▸ Required work:
Please write out the complete listing that follows, exactly as it reads.
━━ Input ━━
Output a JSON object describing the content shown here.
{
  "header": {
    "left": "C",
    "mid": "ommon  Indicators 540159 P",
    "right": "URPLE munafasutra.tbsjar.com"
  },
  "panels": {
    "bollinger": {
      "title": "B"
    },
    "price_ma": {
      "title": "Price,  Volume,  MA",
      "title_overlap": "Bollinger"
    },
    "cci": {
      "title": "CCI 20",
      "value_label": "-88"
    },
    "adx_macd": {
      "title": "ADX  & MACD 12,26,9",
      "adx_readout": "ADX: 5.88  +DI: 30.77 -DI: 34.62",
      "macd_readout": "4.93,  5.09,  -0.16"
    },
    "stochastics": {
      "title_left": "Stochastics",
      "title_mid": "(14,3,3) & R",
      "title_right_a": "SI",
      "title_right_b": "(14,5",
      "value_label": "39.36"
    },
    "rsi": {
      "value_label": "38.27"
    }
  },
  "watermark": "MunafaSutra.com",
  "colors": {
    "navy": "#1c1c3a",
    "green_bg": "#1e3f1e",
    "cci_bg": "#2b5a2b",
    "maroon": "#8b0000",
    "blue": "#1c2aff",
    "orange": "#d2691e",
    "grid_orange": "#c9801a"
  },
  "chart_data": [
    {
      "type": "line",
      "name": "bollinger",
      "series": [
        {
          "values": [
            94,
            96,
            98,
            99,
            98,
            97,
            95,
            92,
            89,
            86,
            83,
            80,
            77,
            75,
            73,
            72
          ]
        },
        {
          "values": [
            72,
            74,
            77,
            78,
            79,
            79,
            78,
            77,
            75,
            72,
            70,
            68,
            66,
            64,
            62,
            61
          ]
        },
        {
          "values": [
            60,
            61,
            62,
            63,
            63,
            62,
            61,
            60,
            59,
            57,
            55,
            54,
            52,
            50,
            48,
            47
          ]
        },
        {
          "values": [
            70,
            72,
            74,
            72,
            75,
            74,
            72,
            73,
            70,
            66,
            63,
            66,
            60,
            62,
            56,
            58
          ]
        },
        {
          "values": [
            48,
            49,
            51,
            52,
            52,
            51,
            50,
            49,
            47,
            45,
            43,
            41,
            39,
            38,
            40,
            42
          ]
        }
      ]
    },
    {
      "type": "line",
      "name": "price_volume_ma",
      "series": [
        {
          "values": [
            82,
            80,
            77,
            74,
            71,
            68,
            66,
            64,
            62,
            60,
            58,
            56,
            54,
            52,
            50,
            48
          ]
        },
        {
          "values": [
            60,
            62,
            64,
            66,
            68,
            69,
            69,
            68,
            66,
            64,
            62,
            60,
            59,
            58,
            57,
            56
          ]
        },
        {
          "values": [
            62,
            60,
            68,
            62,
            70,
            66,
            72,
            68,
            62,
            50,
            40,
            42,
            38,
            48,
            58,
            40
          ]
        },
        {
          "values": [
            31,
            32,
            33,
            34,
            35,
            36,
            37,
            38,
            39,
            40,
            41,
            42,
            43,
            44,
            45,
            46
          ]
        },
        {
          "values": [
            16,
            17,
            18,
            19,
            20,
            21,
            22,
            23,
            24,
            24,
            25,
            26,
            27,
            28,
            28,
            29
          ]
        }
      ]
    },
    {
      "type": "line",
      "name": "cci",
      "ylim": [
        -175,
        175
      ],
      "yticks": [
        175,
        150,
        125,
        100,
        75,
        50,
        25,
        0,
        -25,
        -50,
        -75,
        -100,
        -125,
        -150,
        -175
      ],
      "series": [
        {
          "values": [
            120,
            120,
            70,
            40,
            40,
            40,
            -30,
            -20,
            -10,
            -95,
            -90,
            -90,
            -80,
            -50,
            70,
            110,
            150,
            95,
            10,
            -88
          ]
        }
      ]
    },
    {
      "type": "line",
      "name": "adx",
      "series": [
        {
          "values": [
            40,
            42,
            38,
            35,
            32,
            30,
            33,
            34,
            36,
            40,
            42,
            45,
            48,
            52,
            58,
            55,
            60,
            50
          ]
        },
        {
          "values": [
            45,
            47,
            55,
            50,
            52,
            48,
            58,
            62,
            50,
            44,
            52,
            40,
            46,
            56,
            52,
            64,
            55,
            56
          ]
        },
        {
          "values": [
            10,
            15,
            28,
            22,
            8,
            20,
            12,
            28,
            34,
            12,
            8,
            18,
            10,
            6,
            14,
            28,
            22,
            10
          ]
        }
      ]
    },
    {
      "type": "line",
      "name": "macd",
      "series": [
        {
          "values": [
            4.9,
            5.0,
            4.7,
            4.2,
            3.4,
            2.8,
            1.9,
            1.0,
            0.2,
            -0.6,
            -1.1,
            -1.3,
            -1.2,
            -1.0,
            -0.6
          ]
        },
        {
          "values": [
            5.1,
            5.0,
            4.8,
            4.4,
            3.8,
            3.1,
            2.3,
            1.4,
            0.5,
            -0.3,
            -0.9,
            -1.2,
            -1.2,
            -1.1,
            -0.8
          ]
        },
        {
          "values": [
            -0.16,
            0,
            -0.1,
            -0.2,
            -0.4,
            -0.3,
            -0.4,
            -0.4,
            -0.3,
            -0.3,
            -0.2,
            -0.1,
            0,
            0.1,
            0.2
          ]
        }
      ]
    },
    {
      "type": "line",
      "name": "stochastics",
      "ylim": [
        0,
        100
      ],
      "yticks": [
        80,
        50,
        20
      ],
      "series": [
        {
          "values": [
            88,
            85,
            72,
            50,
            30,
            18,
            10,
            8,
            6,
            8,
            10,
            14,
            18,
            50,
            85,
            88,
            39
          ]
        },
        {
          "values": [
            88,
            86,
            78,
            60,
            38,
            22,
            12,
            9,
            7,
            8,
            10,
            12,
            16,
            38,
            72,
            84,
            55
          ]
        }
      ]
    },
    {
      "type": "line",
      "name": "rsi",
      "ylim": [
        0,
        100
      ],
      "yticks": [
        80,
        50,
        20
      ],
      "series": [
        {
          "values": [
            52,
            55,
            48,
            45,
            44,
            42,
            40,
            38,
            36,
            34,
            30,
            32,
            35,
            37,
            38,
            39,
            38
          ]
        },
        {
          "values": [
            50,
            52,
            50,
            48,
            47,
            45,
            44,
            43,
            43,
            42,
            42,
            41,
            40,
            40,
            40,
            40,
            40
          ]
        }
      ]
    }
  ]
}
━━━
▸ Result for this task:
Output a JSON object describing the content shown here.
{
  "header": {
    "left": "C",
    "mid": "ommon  Indicators 540159 P",
    "right": "URPLE munafasutra.tbsjar.com"
  },
  "panels": {
    "bollinger": {
      "title": "B"
    },
    "price_ma": {
      "title": "Price,  Volume,  MA",
      "title_overlap": "Bollinger"
    },
    "cci": {
      "title": "CCI 20",
      "value_label": "-88"
    },
    "adx_macd": {
      "title": "ADX  & MACD 12,26,9",
      "adx_readout": "ADX: 5.88  +DI: 30.77 -DI: 34.62",
      "macd_readout": "4.93,  5.09,  -0.16"
    },
    "stochastics": {
      "title_left": "Stochastics",
      "title_mid": "(14,3,3) & R",
      "title_right_a": "SI",
      "title_right_b": "(14,5",
      "value_label": "39.36"
    },
    "rsi": {
      "value_label": "38.27"
    }
  },
  "watermark": "MunafaSutra.com",
  "colors": {
    "navy": "#1c1c3a",
    "green_bg": "#1e3f1e",
    "cci_bg": "#2b5a2b",
    "maroon": "#8b0000",
    "blue": "#1c2aff",
    "orange": "#d2691e",
    "grid_orange": "#c9801a"
  },
  "chart_data": [
    {
      "type": "line",
      "name": "bollinger",
      "series": [
        {
          "values": [
            94,
            96,
            98,
            99,
            98,
            97,
            95,
            92,
            89,
            86,
            83,
            80,
            77,
            75,
            73,
            72
          ]
        },
        {
          "values": [
            72,
            74,
            77,
            78,
            79,
            79,
            78,
            77,
            75,
            72,
            70,
            68,
            66,
            64,
            62,
            61
          ]
        },
        {
          "values": [
            60,
            61,
            62,
            63,
            63,
            62,
            61,
            60,
            59,
            57,
            55,
            54,
            52,
            50,
            48,
            47
          ]
        },
        {
          "values": [
            70,
            72,
            74,
            72,
            75,
            74,
            72,
            73,
            70,
            66,
            63,
            66,
            60,
            62,
            56,
            58
          ]
        },
        {
          "values": [
            48,
            49,
            51,
            52,
            52,
            51,
            50,
            49,
            47,
            45,
            43,
            41,
            39,
            38,
            40,
            42
          ]
        }
      ]
    },
    {
      "type": "line",
      "name": "price_volume_ma",
      "series": [
        {
          "values": [
            82,
            80,
            77,
            74,
            71,
            68,
            66,
            64,
            62,
            60,
            58,
            56,
            54,
            52,
            50,
            48
          ]
        },
        {
          "values": [
            60,
            62,
            64,
            66,
            68,
            69,
            69,
            68,
            66,
            64,
            62,
            60,
            59,
            58,
            57,
            56
          ]
        },
        {
          "values": [
            62,
            60,
            68,
            62,
            70,
            66,
            72,
            68,
            62,
            50,
            40,
            42,
            38,
            48,
            58,
            40
          ]
        },
        {
          "values": [
            31,
            32,
            33,
            34,
            35,
            36,
            37,
            38,
            39,
            40,
            41,
            42,
            43,
            44,
            45,
            46
          ]
        },
        {
          "values": [
            16,
            17,
            18,
            19,
            20,
            21,
            22,
            23,
            24,
            24,
            25,
            26,
            27,
            28,
            28,
            29
          ]
        }
      ]
    },
    {
      "type": "line",
      "name": "cci",
      "ylim": [
        -175,
        175
      ],
      "yticks": [
        175,
        150,
        125,
        100,
        75,
        50,
        25,
        0,
        -25,
        -50,
        -75,
        -100,
        -125,
        -150,
        -175
      ],
      "series": [
        {
          "values": [
            120,
            120,
            70,
            40,
            40,
            40,
            -30,
            -20,
            -10,
            -95,
            -90,
            -90,
            -80,
            -50,
            70,
            110,
            150,
            95,
            10,
            -88
          ]
        }
      ]
    },
    {
      "type": "line",
      "name": "adx",
      "series": [
        {
          "values": [
            40,
            42,
            38,
            35,
            32,
            30,
            33,
            34,
            36,
            40,
            42,
            45,
            48,
            52,
            58,
            55,
            60,
            50
          ]
        },
        {
          "values": [
            45,
            47,
            55,
            50,
            52,
            48,
            58,
            62,
            50,
            44,
            52,
            40,
            46,
            56,
            52,
            64,
            55,
            56
          ]
        },
        {
          "values": [
            10,
            15,
            28,
            22,
            8,
            20,
            12,
            28,
            34,
            12,
            8,
            18,
            10,
            6,
            14,
            28,
            22,
            10
          ]
        }
      ]
    },
    {
      "type": "line",
      "name": "macd",
      "series": [
        {
          "values": [
            4.9,
            5.0,
            4.7,
            4.2,
            3.4,
            2.8,
            1.9,
            1.0,
            0.2,
            -0.6,
            -1.1,
            -1.3,
            -1.2,
            -1.0,
            -0.6
          ]
        },
        {
          "values": [
            5.1,
            5.0,
            4.8,
            4.4,
            3.8,
            3.1,
            2.3,
            1.4,
            0.5,
            -0.3,
            -0.9,
            -1.2,
            -1.2,
            -1.1,
            -0.8
          ]
        },
        {
          "values": [
            -0.16,
            0,
            -0.1,
            -0.2,
            -0.4,
            -0.3,
            -0.4,
            -0.4,
            -0.3,
            -0.3,
            -0.2,
            -0.1,
            0,
            0.1,
            0.2
          ]
        }
      ]
    },
    {
      "type": "line",
      "name": "stochastics",
      "ylim": [
        0,
        100
      ],
      "yticks": [
        80,
        50,
        20
      ],
      "series": [
        {
          "values": [
            88,
            85,
            72,
            50,
            30,
            18,
            10,
            8,
            6,
            8,
            10,
            14,
            18,
            50,
            85,
            88,
            39
          ]
        },
        {
          "values": [
            88,
            86,
            78,
            60,
            38,
            22,
            12,
            9,
            7,
            8,
            10,
            12,
            16,
            38,
            72,
            84,
            55
          ]
        }
      ]
    },
    {
      "type": "line",
      "name": "rsi",
      "ylim": [
        0,
        100
      ],
      "yticks": [
        80,
        50,
        20
      ],
      "series": [
        {
          "values": [
            52,
            55,
            48,
            45,
            44,
            42,
            40,
            38,
            36,
            34,
            30,
            32,
            35,
            37,
            38,
            39,
            38
          ]
        },
        {
          "values": [
            50,
            52,
            50,
            48,
            47,
            45,
            44,
            43,
            43,
            42,
            42,
            41,
            40,
            40,
            40,
            40,
            40
          ]
        }
      ]
    }
  ]
}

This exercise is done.